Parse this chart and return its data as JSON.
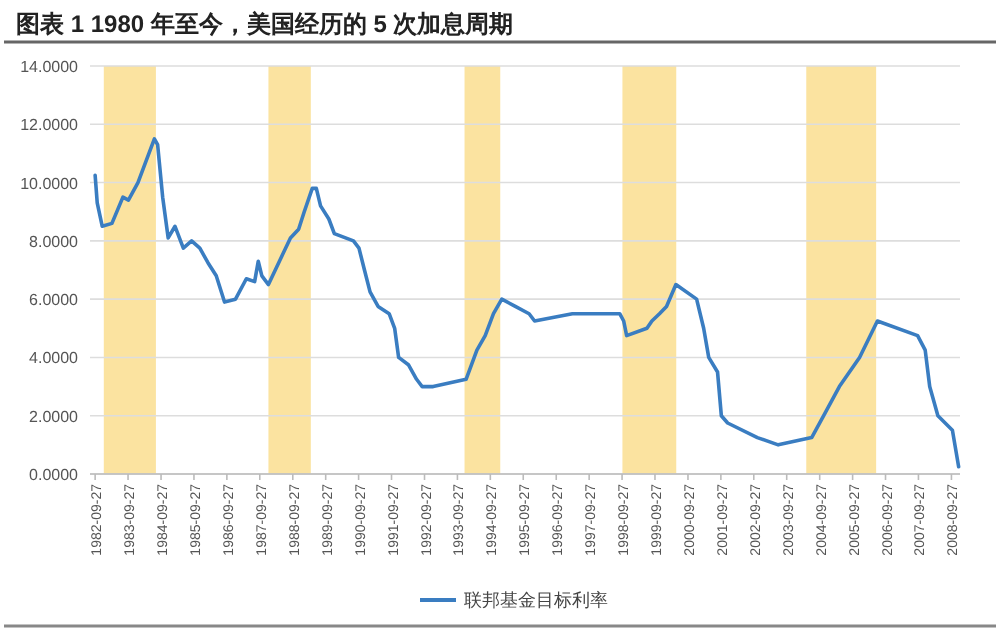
{
  "chart_data": {
    "type": "line",
    "title": "图表 1 1980 年至今，美国经历的 5 次加息周期",
    "x": [
      "1982-09-27",
      "1982-10-20",
      "1982-12-15",
      "1983-04-01",
      "1983-08-01",
      "1983-10-01",
      "1984-01-15",
      "1984-07-15",
      "1984-08-20",
      "1984-10-15",
      "1984-12-15",
      "1985-03-01",
      "1985-06-01",
      "1985-09-01",
      "1985-12-01",
      "1986-03-01",
      "1986-06-01",
      "1986-09-01",
      "1987-01-01",
      "1987-05-01",
      "1987-08-01",
      "1987-09-10",
      "1987-10-20",
      "1988-01-01",
      "1988-06-01",
      "1988-09-01",
      "1988-12-01",
      "1989-02-01",
      "1989-05-01",
      "1989-06-15",
      "1989-08-01",
      "1989-11-01",
      "1990-01-01",
      "1990-08-01",
      "1990-10-01",
      "1990-12-01",
      "1991-02-01",
      "1991-05-01",
      "1991-09-01",
      "1991-11-01",
      "1991-12-15",
      "1992-04-01",
      "1992-07-01",
      "1992-09-01",
      "1993-01-01",
      "1994-01-01",
      "1994-05-01",
      "1994-08-01",
      "1994-11-01",
      "1995-02-01",
      "1995-07-01",
      "1995-12-01",
      "1996-01-31",
      "1997-03-25",
      "1998-09-01",
      "1998-10-15",
      "1998-11-17",
      "1999-06-30",
      "1999-08-24",
      "1999-11-16",
      "2000-02-02",
      "2000-05-16",
      "2001-01-01",
      "2001-03-20",
      "2001-05-15",
      "2001-08-21",
      "2001-10-02",
      "2001-12-11",
      "2002-11-06",
      "2003-06-25",
      "2004-06-30",
      "2004-11-10",
      "2005-05-03",
      "2005-12-13",
      "2006-06-29",
      "2007-09-18",
      "2007-12-11",
      "2008-01-30",
      "2008-04-30",
      "2008-10-08",
      "2008-12-16"
    ],
    "series": [
      {
        "name": "联邦基金目标利率",
        "color": "#3a7dc1",
        "values": [
          10.25,
          9.3,
          8.5,
          8.6,
          9.5,
          9.4,
          10.0,
          11.5,
          11.3,
          9.5,
          8.1,
          8.5,
          7.75,
          8.0,
          7.75,
          7.25,
          6.8,
          5.9,
          6.0,
          6.7,
          6.6,
          7.3,
          6.8,
          6.5,
          7.5,
          8.1,
          8.4,
          9.0,
          9.8,
          9.8,
          9.2,
          8.75,
          8.25,
          8.0,
          7.75,
          7.0,
          6.25,
          5.75,
          5.5,
          5.0,
          4.0,
          3.75,
          3.25,
          3.0,
          3.0,
          3.25,
          4.25,
          4.75,
          5.5,
          6.0,
          5.75,
          5.5,
          5.25,
          5.5,
          5.5,
          5.25,
          4.75,
          5.0,
          5.25,
          5.5,
          5.75,
          6.5,
          6.0,
          5.0,
          4.0,
          3.5,
          2.0,
          1.75,
          1.25,
          1.0,
          1.25,
          2.0,
          3.0,
          4.0,
          5.25,
          4.75,
          4.25,
          3.0,
          2.0,
          1.5,
          0.25
        ]
      }
    ],
    "xlim": [
      "1982-08-01",
      "2008-12-31"
    ],
    "xticks": [
      "1982-09-27",
      "1983-09-27",
      "1984-09-27",
      "1985-09-27",
      "1986-09-27",
      "1987-09-27",
      "1988-09-27",
      "1989-09-27",
      "1990-09-27",
      "1991-09-27",
      "1992-09-27",
      "1993-09-27",
      "1994-09-27",
      "1995-09-27",
      "1996-09-27",
      "1997-09-27",
      "1998-09-27",
      "1999-09-27",
      "2000-09-27",
      "2001-09-27",
      "2002-09-27",
      "2003-09-27",
      "2004-09-27",
      "2005-09-27",
      "2006-09-27",
      "2007-09-27",
      "2008-09-27"
    ],
    "ylim": [
      0,
      14
    ],
    "yticks": [
      {
        "value": 0,
        "label": "0.0000"
      },
      {
        "value": 2,
        "label": "2.0000"
      },
      {
        "value": 4,
        "label": "4.0000"
      },
      {
        "value": 6,
        "label": "6.0000"
      },
      {
        "value": 8,
        "label": "8.0000"
      },
      {
        "value": 10,
        "label": "10.0000"
      },
      {
        "value": 12,
        "label": "12.0000"
      },
      {
        "value": 14,
        "label": "14.0000"
      }
    ],
    "bands": [
      {
        "axis": "x",
        "from": "1983-01-01",
        "to": "1984-08-01",
        "color": "#fbe3a0"
      },
      {
        "axis": "x",
        "from": "1988-01-01",
        "to": "1989-04-15",
        "color": "#fbe3a0"
      },
      {
        "axis": "x",
        "from": "1993-12-15",
        "to": "1995-01-15",
        "color": "#fbe3a0"
      },
      {
        "axis": "x",
        "from": "1998-10-01",
        "to": "2000-05-20",
        "color": "#fbe3a0"
      },
      {
        "axis": "x",
        "from": "2004-05-01",
        "to": "2006-06-15",
        "color": "#fbe3a0"
      }
    ],
    "grid": "y",
    "legend": "bottom",
    "line_style": "solid",
    "marker": "none"
  }
}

◆ ◆ ◆ ◆ ◆

Reproduce the records, all of them, word for word; omit the pictures.

Parse this chart and return its data as JSON.
{
  "chart_data": {
    "type": "line",
    "title": "图表 1 1980 年至今，美国经历的 5 次加息周期",
    "x": [
      "1982-09-27",
      "1982-10-20",
      "1982-12-15",
      "1983-04-01",
      "1983-08-01",
      "1983-10-01",
      "1984-01-15",
      "1984-07-15",
      "1984-08-20",
      "1984-10-15",
      "1984-12-15",
      "1985-03-01",
      "1985-06-01",
      "1985-09-01",
      "1985-12-01",
      "1986-03-01",
      "1986-06-01",
      "1986-09-01",
      "1987-01-01",
      "1987-05-01",
      "1987-08-01",
      "1987-09-10",
      "1987-10-20",
      "1988-01-01",
      "1988-06-01",
      "1988-09-01",
      "1988-12-01",
      "1989-02-01",
      "1989-05-01",
      "1989-06-15",
      "1989-08-01",
      "1989-11-01",
      "1990-01-01",
      "1990-08-01",
      "1990-10-01",
      "1990-12-01",
      "1991-02-01",
      "1991-05-01",
      "1991-09-01",
      "1991-11-01",
      "1991-12-15",
      "1992-04-01",
      "1992-07-01",
      "1992-09-01",
      "1993-01-01",
      "1994-01-01",
      "1994-05-01",
      "1994-08-01",
      "1994-11-01",
      "1995-02-01",
      "1995-07-01",
      "1995-12-01",
      "1996-01-31",
      "1997-03-25",
      "1998-09-01",
      "1998-10-15",
      "1998-11-17",
      "1999-06-30",
      "1999-08-24",
      "1999-11-16",
      "2000-02-02",
      "2000-05-16",
      "2001-01-01",
      "2001-03-20",
      "2001-05-15",
      "2001-08-21",
      "2001-10-02",
      "2001-12-11",
      "2002-11-06",
      "2003-06-25",
      "2004-06-30",
      "2004-11-10",
      "2005-05-03",
      "2005-12-13",
      "2006-06-29",
      "2007-09-18",
      "2007-12-11",
      "2008-01-30",
      "2008-04-30",
      "2008-10-08",
      "2008-12-16"
    ],
    "series": [
      {
        "name": "联邦基金目标利率",
        "color": "#3a7dc1",
        "values": [
          10.25,
          9.3,
          8.5,
          8.6,
          9.5,
          9.4,
          10.0,
          11.5,
          11.3,
          9.5,
          8.1,
          8.5,
          7.75,
          8.0,
          7.75,
          7.25,
          6.8,
          5.9,
          6.0,
          6.7,
          6.6,
          7.3,
          6.8,
          6.5,
          7.5,
          8.1,
          8.4,
          9.0,
          9.8,
          9.8,
          9.2,
          8.75,
          8.25,
          8.0,
          7.75,
          7.0,
          6.25,
          5.75,
          5.5,
          5.0,
          4.0,
          3.75,
          3.25,
          3.0,
          3.0,
          3.25,
          4.25,
          4.75,
          5.5,
          6.0,
          5.75,
          5.5,
          5.25,
          5.5,
          5.5,
          5.25,
          4.75,
          5.0,
          5.25,
          5.5,
          5.75,
          6.5,
          6.0,
          5.0,
          4.0,
          3.5,
          2.0,
          1.75,
          1.25,
          1.0,
          1.25,
          2.0,
          3.0,
          4.0,
          5.25,
          4.75,
          4.25,
          3.0,
          2.0,
          1.5,
          0.25
        ]
      }
    ],
    "xlim": [
      "1982-08-01",
      "2008-12-31"
    ],
    "xticks": [
      "1982-09-27",
      "1983-09-27",
      "1984-09-27",
      "1985-09-27",
      "1986-09-27",
      "1987-09-27",
      "1988-09-27",
      "1989-09-27",
      "1990-09-27",
      "1991-09-27",
      "1992-09-27",
      "1993-09-27",
      "1994-09-27",
      "1995-09-27",
      "1996-09-27",
      "1997-09-27",
      "1998-09-27",
      "1999-09-27",
      "2000-09-27",
      "2001-09-27",
      "2002-09-27",
      "2003-09-27",
      "2004-09-27",
      "2005-09-27",
      "2006-09-27",
      "2007-09-27",
      "2008-09-27"
    ],
    "ylim": [
      0,
      14
    ],
    "yticks": [
      {
        "value": 0,
        "label": "0.0000"
      },
      {
        "value": 2,
        "label": "2.0000"
      },
      {
        "value": 4,
        "label": "4.0000"
      },
      {
        "value": 6,
        "label": "6.0000"
      },
      {
        "value": 8,
        "label": "8.0000"
      },
      {
        "value": 10,
        "label": "10.0000"
      },
      {
        "value": 12,
        "label": "12.0000"
      },
      {
        "value": 14,
        "label": "14.0000"
      }
    ],
    "bands": [
      {
        "axis": "x",
        "from": "1983-01-01",
        "to": "1984-08-01",
        "color": "#fbe3a0"
      },
      {
        "axis": "x",
        "from": "1988-01-01",
        "to": "1989-04-15",
        "color": "#fbe3a0"
      },
      {
        "axis": "x",
        "from": "1993-12-15",
        "to": "1995-01-15",
        "color": "#fbe3a0"
      },
      {
        "axis": "x",
        "from": "1998-10-01",
        "to": "2000-05-20",
        "color": "#fbe3a0"
      },
      {
        "axis": "x",
        "from": "2004-05-01",
        "to": "2006-06-15",
        "color": "#fbe3a0"
      }
    ],
    "grid": "y",
    "legend": "bottom",
    "line_style": "solid",
    "marker": "none"
  }
}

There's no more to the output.